It’s been called Brian Mclaren’s most important book yet.
Why Did Jesus, Moses, The Buddha and Mohammed Cross The Road? The title is so long, we can't even fit it into the headline!
The book asks important questions, namely: is it possible for Christians to get on and work with people of other faiths? And, can they do this while retaining their own identity and core beliefs?
Brian's aim is to prove that Christians can be strong and determined in their beliefs, while also being tolerant and benevolent toward others.
Those familiar with the writer’s previous books (and the much comment they cause in the blogosphere) will know that Brian is rarely accused of being hostile, but often accused of being weak and watering down the gospel.
This book again affirms Brian’s desire to work with people of all faiths for the good of society. It provides some entertaining and thought-provoking anecdotes of how the author continually practices what he preaches.
But Brian would argue that he's not watered down his beliefs, and still holds key doctrines to be true. He spends a quarter of the book examining “the doctrinal challenge” to his inclusive views.
Chapter titles include: “How the Doctrine of the Holy Spirit Can Empower Our Encounter With The Other” and “How The Doctrine of Original Sin Can Help Christians Be Less Sinful”.
• • • • • • •
#### Requests
1. In the records, repeat every line from the line with "reload-icon <box>110 70 124 86</box>" up to and including the line with "user-menu-name[interactable]: Moodjoy <box>1668".
2. Write the next part of the book review, picking up after its last sentence.
The book review and the records have nothing to do with each other.

Excerpts from a layout annotation set:
• • • • • • •
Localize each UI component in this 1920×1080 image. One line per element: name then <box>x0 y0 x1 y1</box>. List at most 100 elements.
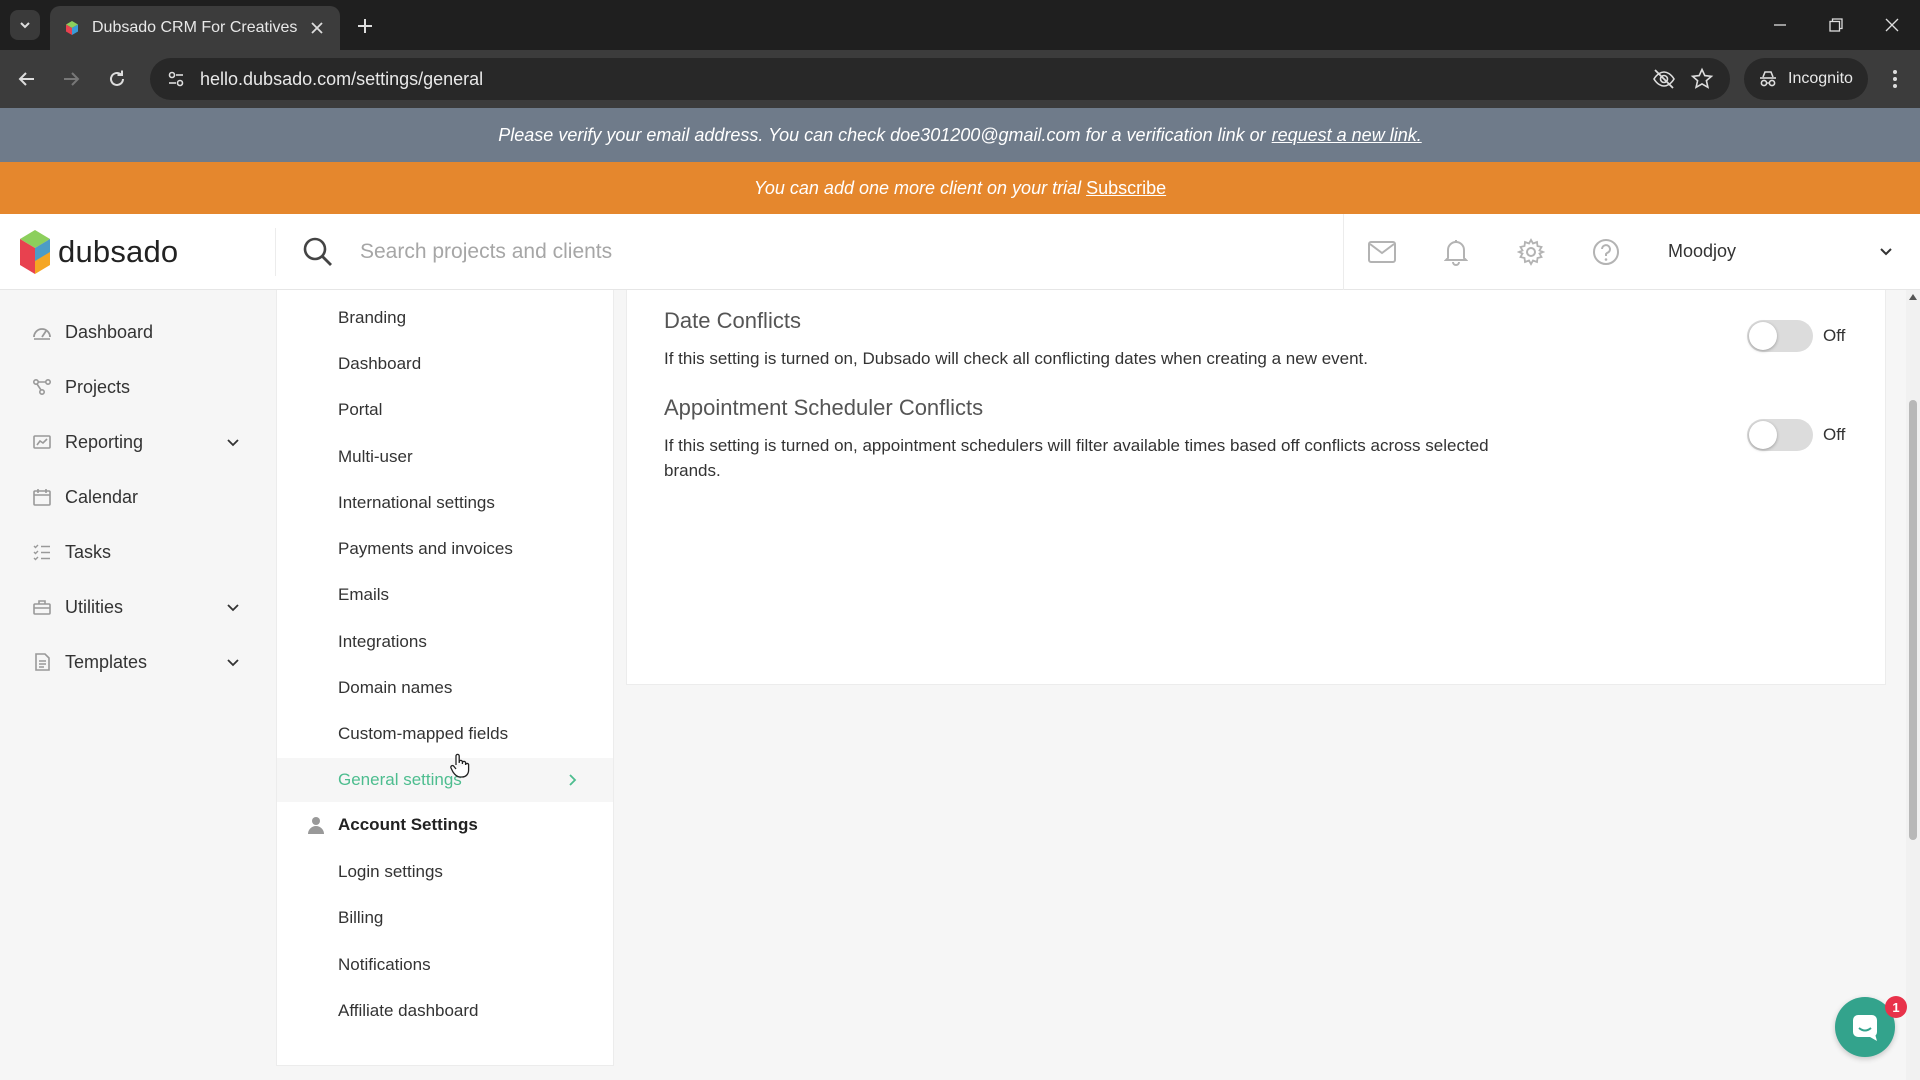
reload-icon <box>110 70 124 86</box>
tab-title: Dubsado CRM For Creatives <box>92 19 298 36</box>
minimize-icon <box>1774 24 1786 26</box>
tune-icon <box>168 71 184 87</box>
subnav-item-billing[interactable]: Billing <box>277 896 613 940</box>
chevron-down-icon <box>20 22 30 29</box>
window-controls <box>1752 0 1920 50</box>
chevron-right-icon <box>569 774 577 786</box>
subnav-item-emails[interactable]: Emails <box>277 573 613 617</box>
date-conflicts-description: If this setting is turned on, Dubsado wi… <box>664 349 1368 368</box>
subnav-item-international-settings[interactable]: International settings <box>277 481 613 525</box>
subnav-item-portal[interactable]: Portal <box>277 388 613 432</box>
eye-off-icon[interactable] <box>1652 67 1676 91</box>
messages-button[interactable] <box>1366 236 1398 268</box>
arrow-right-icon <box>64 72 80 86</box>
logo-text: dubsado <box>58 234 179 269</box>
new-tab-button[interactable] <box>352 13 378 39</box>
subnav-item-affiliate-dashboard[interactable]: Affiliate dashboard <box>277 989 613 1033</box>
header-divider <box>1343 214 1344 290</box>
user-menu-name[interactable]: Moodjoy <box>1668 241 1736 262</box>
subnav-item-integrations[interactable]: Integrations <box>277 620 613 664</box>
account-settings-label: Account Settings <box>338 815 478 834</box>
chevron-down-icon <box>227 604 239 612</box>
notifications-button[interactable] <box>1440 236 1472 268</box>
sidebar-item-dashboard[interactable]: Dashboard <box>0 312 276 352</box>
appointment-scheduler-conflicts-toggle[interactable] <box>1747 419 1813 451</box>
verify-email-text: Please verify your email address. You ca… <box>498 124 1266 145</box>
restore-button[interactable] <box>1808 0 1864 50</box>
subnav-item-custom-mapped-fields[interactable]: Custom-mapped fields <box>277 712 613 756</box>
reload-button[interactable] <box>102 64 132 94</box>
dubsado-logo-icon <box>20 230 50 274</box>
sidebar-item-label: Projects <box>65 376 131 397</box>
appointment-scheduler-conflicts-state: Off <box>1823 425 1846 444</box>
minimize-button[interactable] <box>1752 0 1808 50</box>
close-icon <box>1885 18 1899 32</box>
sidebar-item-templates[interactable]: Templates <box>0 642 276 682</box>
close-window-button[interactable] <box>1864 0 1920 50</box>
star-icon[interactable] <box>1690 67 1714 91</box>
trial-banner: You can add one more client on your tria… <box>0 162 1920 214</box>
utilities-icon <box>33 600 51 615</box>
back-button[interactable] <box>12 64 42 94</box>
appointment-scheduler-conflicts-description: If this setting is turned on, appointmen… <box>664 436 1489 480</box>
sidebar-item-label: Templates <box>65 651 148 672</box>
date-conflicts-toggle[interactable] <box>1747 320 1813 352</box>
subnav-item-dashboard[interactable]: Dashboard <box>277 342 613 386</box>
app-header: dubsado Moodjoy <box>0 214 1920 290</box>
tab-search-button[interactable] <box>10 10 40 40</box>
verify-email-banner: Please verify your email address. You ca… <box>0 108 1920 162</box>
sidebar-item-projects[interactable]: Projects <box>0 367 276 407</box>
sidebar-item-label: Reporting <box>65 431 144 452</box>
incognito-icon <box>1760 71 1776 87</box>
toggle-knob <box>1749 322 1777 350</box>
subnav-item-multi-user[interactable]: Multi-user <box>277 435 613 479</box>
sidebar-item-label: Calendar <box>65 486 139 507</box>
scroll-up-arrow[interactable] <box>1909 294 1917 300</box>
incognito-indicator[interactable]: Incognito <box>1744 58 1868 100</box>
sidebar-item-tasks[interactable]: Tasks <box>0 532 276 572</box>
gear-icon <box>1517 238 1545 266</box>
settings-subnav: Branding Dashboard Portal Multi-user Int… <box>276 290 614 1066</box>
forward-button[interactable] <box>56 64 86 94</box>
browser-menu-button[interactable] <box>1880 64 1910 94</box>
subscribe-link[interactable]: Subscribe <box>1086 178 1166 199</box>
search-input[interactable] <box>360 234 1320 270</box>
subnav-item-notifications[interactable]: Notifications <box>277 943 613 987</box>
subnav-item-domain-names[interactable]: Domain names <box>277 666 613 710</box>
date-conflicts-title: Date Conflicts <box>664 308 801 333</box>
address-bar-actions <box>1652 67 1714 91</box>
browser-toolbar: hello.dubsado.com/settings/general Incog… <box>0 50 1920 108</box>
sidebar-item-label: Utilities <box>65 596 124 617</box>
site-info-button[interactable] <box>156 58 196 100</box>
dubsado-logo[interactable]: dubsado <box>20 228 276 276</box>
help-button[interactable] <box>1590 236 1622 268</box>
scroll-thumb[interactable] <box>1909 400 1917 840</box>
subnav-item-general-settings[interactable]: General settings <box>277 758 613 802</box>
restore-icon <box>1829 18 1843 32</box>
chevron-down-icon[interactable] <box>1876 242 1896 262</box>
sidebar-item-reporting[interactable]: Reporting <box>0 422 276 462</box>
settings-button[interactable] <box>1515 236 1547 268</box>
person-icon <box>308 817 324 834</box>
request-new-link[interactable]: request a new link. <box>1272 125 1422 146</box>
close-icon[interactable] <box>308 19 326 37</box>
plus-icon <box>358 19 372 33</box>
subnav-item-login-settings[interactable]: Login settings <box>277 850 613 894</box>
account-settings-heading: Account Settings <box>307 810 613 840</box>
sidebar-item-label: Tasks <box>65 541 112 562</box>
browser-tab[interactable]: Dubsado CRM For Creatives <box>50 6 340 50</box>
subnav-item-branding[interactable]: Branding <box>277 296 613 340</box>
page-scrollbar[interactable] <box>1906 290 1920 1080</box>
subnav-item-payments-and-invoices[interactable]: Payments and invoices <box>277 527 613 571</box>
url-text[interactable]: hello.dubsado.com/settings/general <box>200 69 1652 90</box>
sidebar-item-label: Dashboard <box>65 321 154 342</box>
chevron-down-icon <box>227 659 239 667</box>
mail-icon <box>1368 241 1396 263</box>
sidebar-item-utilities[interactable]: Utilities <box>0 587 276 627</box>
address-bar[interactable]: hello.dubsado.com/settings/general <box>150 58 1730 100</box>
hand-pointer-icon <box>450 753 470 778</box>
sidebar-item-calendar[interactable]: Calendar <box>0 477 276 517</box>
chevron-down-icon <box>227 439 239 447</box>
more-vertical-icon <box>1893 70 1897 88</box>
reporting-icon <box>33 435 51 449</box>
• • • • • • •
#### Answers per task
1.
reload-icon <box>110 70 124 86</box>
tab-title: Dubsado CRM For Creatives <box>92 19 298 36</box>
minimize-icon <box>1774 24 1786 26</box>
tune-icon <box>168 71 184 87</box>
subnav-item-billing[interactable]: Billing <box>277 896 613 940</box>
chevron-down-icon <box>20 22 30 29</box>
window-controls <box>1752 0 1920 50</box>
chevron-right-icon <box>569 774 577 786</box>
subnav-item-emails[interactable]: Emails <box>277 573 613 617</box>
date-conflicts-description: If this setting is turned on, Dubsado wi… <box>664 349 1368 368</box>
subnav-item-international-settings[interactable]: International settings <box>277 481 613 525</box>
subnav-item-portal[interactable]: Portal <box>277 388 613 432</box>
eye-off-icon[interactable] <box>1652 67 1676 91</box>
messages-button[interactable] <box>1366 236 1398 268</box>
arrow-right-icon <box>64 72 80 86</box>
logo-text: dubsado <box>58 234 179 269</box>
new-tab-button[interactable] <box>352 13 378 39</box>
subnav-item-affiliate-dashboard[interactable]: Affiliate dashboard <box>277 989 613 1033</box>
header-divider <box>1343 214 1344 290</box>
user-menu-name[interactable]: Moodjoy <box>1668 241 1736 262</box>

2.
The former contains a touching story of how the Holy Spirit worked through a fiery Pentecostal preacher at an interfaith gathering. The latter merely points out that people have misinterpreted original sin to be a basis for excluding others: 'we are saved, but you are sinful'. The chapter argues that the very attitude of ‘we’re in and you are out’ is sinful.
Critics will rightly point out that Brian's open willingness to re-imagine, and in some cases re-define, doctrines is alarming. Rather than examining doctrines, he sometimes twists them to fit in with his pre-conceived views on inter-faith relations.
Brian’s style is engaging, entertaining and very easy to read. His passion for reaching out to people of other faiths is contagious and welcome. But the elephant in the room is ignored throughout the book; namely, the necessity for evangelism.
Making little mention of the great commission – Jesus command to “make disciples”, Brian’s theology is lacking in a major way. He has rightly emphasised the importance of making a difference in people’s earthly lives in relieving poverty, social justice, etc. He should be commended for encouraging people of all faiths to work together for the good of society, and his words on this are inspirational. But what of people’s eternal destinies?
He mentions his “friend” Rob Bell (who also endorses the book) and the controversies around Love Wins (which appeared to argue that everyone goes to heaven eventually). But like Rob, Brian is too slippery in his views to fully nail his colours to the mast and state his views on heaven and hell. Perhaps this is best as it allows the reader to examine Brian’s books through their own lens.
If you come to the book believing that people must become Christians in order to enter heaven, you’ll be put off by Brian’s failure to acknowledge this. But you’ll also be encouraged, and perhaps challenged, to love people like Jesus loved them. If you come to the book believing God’s love will eventually save everyone, you’ll find yourself in agreement with the vast majority of Brian’s book.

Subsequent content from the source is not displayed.